→ Task instructions
Reproduce the lines below from the one that contains "Type out the text in this image." through the end, inclusive, and add nothing.

● ● ● ●

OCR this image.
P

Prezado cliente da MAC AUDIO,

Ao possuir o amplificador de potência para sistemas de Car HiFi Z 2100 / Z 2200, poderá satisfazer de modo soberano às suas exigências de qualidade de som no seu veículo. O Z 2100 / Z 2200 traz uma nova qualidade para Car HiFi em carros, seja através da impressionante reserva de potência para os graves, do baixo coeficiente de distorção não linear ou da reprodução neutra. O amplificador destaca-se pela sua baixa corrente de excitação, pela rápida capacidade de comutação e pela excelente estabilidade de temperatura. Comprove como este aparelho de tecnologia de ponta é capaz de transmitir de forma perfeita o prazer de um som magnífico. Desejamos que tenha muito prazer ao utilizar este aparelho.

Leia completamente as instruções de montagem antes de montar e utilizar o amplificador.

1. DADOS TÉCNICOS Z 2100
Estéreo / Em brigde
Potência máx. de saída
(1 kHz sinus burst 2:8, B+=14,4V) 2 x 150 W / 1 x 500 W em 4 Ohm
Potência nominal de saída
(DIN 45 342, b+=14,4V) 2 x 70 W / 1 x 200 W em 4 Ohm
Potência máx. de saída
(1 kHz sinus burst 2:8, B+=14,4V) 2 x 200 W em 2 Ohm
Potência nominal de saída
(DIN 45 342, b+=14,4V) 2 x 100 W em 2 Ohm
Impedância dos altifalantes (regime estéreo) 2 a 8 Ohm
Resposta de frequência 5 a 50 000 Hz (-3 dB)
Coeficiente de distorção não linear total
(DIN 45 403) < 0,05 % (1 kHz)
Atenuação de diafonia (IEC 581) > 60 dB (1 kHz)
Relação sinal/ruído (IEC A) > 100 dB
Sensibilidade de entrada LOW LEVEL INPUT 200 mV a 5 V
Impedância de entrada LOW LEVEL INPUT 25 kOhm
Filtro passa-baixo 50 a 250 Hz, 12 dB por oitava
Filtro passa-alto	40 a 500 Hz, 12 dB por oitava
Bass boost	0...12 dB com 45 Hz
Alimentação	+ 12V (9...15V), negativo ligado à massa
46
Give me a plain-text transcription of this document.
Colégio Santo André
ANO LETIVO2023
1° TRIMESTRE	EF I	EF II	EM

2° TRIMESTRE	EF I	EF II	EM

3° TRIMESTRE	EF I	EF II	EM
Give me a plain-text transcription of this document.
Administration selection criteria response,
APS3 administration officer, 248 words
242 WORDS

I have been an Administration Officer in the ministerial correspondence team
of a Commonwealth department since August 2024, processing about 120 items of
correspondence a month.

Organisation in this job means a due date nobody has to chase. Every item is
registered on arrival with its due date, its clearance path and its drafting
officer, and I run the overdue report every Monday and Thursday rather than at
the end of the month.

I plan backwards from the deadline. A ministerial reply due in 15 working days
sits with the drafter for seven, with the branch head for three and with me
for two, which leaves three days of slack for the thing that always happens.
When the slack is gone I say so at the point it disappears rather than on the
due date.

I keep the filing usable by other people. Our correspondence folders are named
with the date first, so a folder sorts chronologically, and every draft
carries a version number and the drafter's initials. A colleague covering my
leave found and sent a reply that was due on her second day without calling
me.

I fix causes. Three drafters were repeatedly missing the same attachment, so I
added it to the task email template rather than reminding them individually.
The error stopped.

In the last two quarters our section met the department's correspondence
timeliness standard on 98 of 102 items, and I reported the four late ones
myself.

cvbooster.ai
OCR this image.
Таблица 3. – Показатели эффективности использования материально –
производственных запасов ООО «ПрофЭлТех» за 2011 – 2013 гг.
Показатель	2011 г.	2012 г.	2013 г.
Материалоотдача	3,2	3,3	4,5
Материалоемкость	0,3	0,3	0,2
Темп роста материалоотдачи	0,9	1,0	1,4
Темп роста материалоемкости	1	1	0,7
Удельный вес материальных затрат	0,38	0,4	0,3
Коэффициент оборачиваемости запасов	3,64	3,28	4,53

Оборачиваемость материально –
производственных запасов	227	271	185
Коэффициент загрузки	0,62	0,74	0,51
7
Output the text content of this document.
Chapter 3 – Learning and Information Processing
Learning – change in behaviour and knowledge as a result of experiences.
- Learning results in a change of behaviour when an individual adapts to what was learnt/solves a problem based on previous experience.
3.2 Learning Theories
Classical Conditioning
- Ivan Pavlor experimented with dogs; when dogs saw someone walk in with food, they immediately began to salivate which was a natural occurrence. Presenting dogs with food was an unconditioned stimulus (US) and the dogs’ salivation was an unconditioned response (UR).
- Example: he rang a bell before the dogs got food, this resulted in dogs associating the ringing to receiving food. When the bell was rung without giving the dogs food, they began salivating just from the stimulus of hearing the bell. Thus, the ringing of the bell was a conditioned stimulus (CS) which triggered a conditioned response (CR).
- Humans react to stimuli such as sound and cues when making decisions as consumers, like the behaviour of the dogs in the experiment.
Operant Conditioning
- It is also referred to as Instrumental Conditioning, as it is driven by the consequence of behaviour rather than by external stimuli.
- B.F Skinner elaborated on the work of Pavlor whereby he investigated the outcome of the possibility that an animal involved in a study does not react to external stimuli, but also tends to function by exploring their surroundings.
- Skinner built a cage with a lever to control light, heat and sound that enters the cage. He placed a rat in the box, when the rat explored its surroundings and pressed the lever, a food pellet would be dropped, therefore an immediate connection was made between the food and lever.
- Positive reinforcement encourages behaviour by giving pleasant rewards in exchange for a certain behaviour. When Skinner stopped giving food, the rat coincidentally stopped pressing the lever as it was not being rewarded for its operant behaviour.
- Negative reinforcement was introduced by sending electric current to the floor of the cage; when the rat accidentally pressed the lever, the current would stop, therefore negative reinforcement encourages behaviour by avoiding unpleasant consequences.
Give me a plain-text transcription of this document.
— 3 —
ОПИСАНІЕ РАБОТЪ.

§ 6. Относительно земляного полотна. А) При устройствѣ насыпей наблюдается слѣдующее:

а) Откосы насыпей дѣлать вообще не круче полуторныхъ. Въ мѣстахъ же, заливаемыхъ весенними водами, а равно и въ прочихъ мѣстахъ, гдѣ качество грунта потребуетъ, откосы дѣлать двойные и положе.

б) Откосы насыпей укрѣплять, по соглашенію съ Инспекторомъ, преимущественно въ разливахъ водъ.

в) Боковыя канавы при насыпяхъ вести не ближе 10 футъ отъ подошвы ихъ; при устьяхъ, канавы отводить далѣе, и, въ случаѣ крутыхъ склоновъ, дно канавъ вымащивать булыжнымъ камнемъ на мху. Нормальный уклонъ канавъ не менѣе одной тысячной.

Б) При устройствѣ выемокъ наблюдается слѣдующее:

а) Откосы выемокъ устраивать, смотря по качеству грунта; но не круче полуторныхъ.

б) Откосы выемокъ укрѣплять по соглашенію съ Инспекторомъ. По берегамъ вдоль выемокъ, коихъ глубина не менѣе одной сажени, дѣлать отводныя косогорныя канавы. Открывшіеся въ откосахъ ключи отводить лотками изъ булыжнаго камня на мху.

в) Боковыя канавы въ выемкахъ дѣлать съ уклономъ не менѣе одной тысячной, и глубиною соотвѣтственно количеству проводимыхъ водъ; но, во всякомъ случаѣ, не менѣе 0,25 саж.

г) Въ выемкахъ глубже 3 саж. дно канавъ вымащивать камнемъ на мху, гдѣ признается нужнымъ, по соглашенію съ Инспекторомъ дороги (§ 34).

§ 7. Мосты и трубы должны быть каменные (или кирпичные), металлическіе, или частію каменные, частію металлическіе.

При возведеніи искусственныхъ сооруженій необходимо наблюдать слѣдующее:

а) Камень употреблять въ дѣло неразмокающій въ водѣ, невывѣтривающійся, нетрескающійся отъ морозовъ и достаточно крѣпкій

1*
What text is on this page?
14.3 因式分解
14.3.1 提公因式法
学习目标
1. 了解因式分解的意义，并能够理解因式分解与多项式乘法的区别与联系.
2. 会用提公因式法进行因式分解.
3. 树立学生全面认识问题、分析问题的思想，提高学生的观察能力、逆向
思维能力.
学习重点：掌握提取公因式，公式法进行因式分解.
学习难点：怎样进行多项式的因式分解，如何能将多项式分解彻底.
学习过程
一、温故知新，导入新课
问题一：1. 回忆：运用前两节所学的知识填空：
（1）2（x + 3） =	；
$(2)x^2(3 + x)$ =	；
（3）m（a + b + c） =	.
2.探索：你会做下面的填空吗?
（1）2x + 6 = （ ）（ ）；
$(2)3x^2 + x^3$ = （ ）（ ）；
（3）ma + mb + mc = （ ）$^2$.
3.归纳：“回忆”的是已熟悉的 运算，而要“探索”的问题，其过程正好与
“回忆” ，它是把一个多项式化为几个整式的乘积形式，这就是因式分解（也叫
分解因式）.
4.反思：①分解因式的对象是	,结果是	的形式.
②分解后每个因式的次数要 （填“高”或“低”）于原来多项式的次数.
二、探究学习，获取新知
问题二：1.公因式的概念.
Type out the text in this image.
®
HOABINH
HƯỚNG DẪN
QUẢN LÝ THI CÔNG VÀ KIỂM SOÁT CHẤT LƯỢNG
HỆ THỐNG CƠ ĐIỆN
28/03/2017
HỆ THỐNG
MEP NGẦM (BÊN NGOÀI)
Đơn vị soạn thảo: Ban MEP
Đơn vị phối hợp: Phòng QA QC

● ● ● ●

→ Written response
Type out the text in this image.
®
HOABINH
HƯỚNG DẪN
QUẢN LÝ THI CÔNG VÀ KIỂM SOÁT CHẤT LƯỢNG
HỆ THỐNG CƠ ĐIỆN
28/03/2017
HỆ THỐNG
MEP NGẦM (BÊN NGOÀI)
Đơn vị soạn thảo: Ban MEP
Đơn vị phối hợp: Phòng QA QC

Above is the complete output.